:: TEXTO DE ORIGEM ::
"Desde a sua estreia triunfante numa França recém libertada, em 1945, "Les Enfants du Paradis" nunca deixou de ser considerado um dos maiores filmes franceses de todos os tempos. A obra é o pináculo do chamado "realismo poético" - muito embora "romantismo pessimista" fosse uma denominação mais adequada - e da parceria que aperfeiçoou esse género: a do argumentista Jacques Prévert e do realizador Marcel Carné. Juntos formaram uma dupla peculiar. Enquanto Prévert, um dos melhores poetas populares franceses do século passado, era sociável, emotivo e empenhado politicamente, Carné distinguia-se pela sua instrospecção e por um perfeccionismo frio e distante. No entanto, ao colaborarem, os dois artistas criaram magia no grande ecrã, magia essa que nenhum deles foi capaz de emular, depois de se terem separado. "Les Enfants du Paradis" foi o seu último grande êxito.
A produção do filme durou dezoito meses e envolveu a construção dos maiores cenários da história do cinema gaulês: a fachada de uma rua de quatrocentos metros, que reproduzia detalhada e escrupulosamente o Boulevard du Crime, a zona parisiense dos teatros, na década de 30 e 40 do século XIX. Mesmo em tempo de abundância, semelhante empreendimento seria arrojado. Imagine-se agora em período de guerra e durante a ocupação alemã. Tratou-se de um feito sem dúvida heróico, dado que escasseavam, entre outras coisas, materiais, transporte e guarda-roupa. Os co-produtores italianos abandonaram o projecto, quando da capitulação de Itália, e o primeiro produtor francês fez o mesmo, quando começou a ser investigado pelos alemães. Um dos actores principais, apoiante Nazi confesso, fugiu para a Alemanha, após o dia D, e foi substituído à última hora. O cenógrafo Alexandre Trauner e o compositor Joseph Kosma, ambos judeus, foram obrigados a trabalhar clandestinamente, transmitindo as suas ideias ao cineasta, mediante o uso de intermediários.

:: DADOS FORNECIDOS ::
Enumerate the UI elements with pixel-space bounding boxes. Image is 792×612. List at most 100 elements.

:: AS TAREFAS ::
**1.** Responda, por favor, a estas perguntas sobre o texto acerca do filme «Les Enfants du Paradis»:
(a) Em que ano estreou o filme?
(b) Quanto tempo durou a sua produção?
(c) Que extensão tinha a fachada de rua construída para os cenários?
**2.** Prossiga o texto sobre o filme «Les Enfants du Paradis» a partir da última frase apresentada.

:: RESULTADOS ESPERADOS ::
**1.**
(a) Em 1945.
(b) Dezoito meses.
(c) Quatrocentos metros.

**2.**
Apesar de tantos sobressaltos, "Les Enfants du Paradis" é uma obra perfeita com toda a riqueza e complexidade de um grande romance novecentista. Nas cenas de multidão, passadas no buliço do boulevard, foram empregues 1500 figurantes que, numa profusão desordenada, enchem todos os cantos do ecrã com vida e pormenor. Muito embora a França estivesse ocupada, o filme não tem medo de exaltar o teatro Gaulês e de nos oferecer uma meditação, a vários níveis, sobre a natureza da representação, da fantasia e da máscara. Todos os diálogos são enfatizados e todas as acções são encenadas com mestria. Os três protagonistas masculinos dão vida a artistas: Lemaitre (Pierre Brasseur), o grande actor romântico, Debureau (Jean-Louis Barrault), o insigne mimo; e Lancenaire (Marcel Herrand), o dramaturgo falhado, que se transforma em dândi e mestre do crime. Essas três personagens existiram realmente, mas a mulher que amam, a grande horizontale Garance (o papel mais sublime de Arletty), é pura ficção. Não é um ser de carne e osso. É antes o ícone do eterno feminino, ilusório e infinitamente desejável.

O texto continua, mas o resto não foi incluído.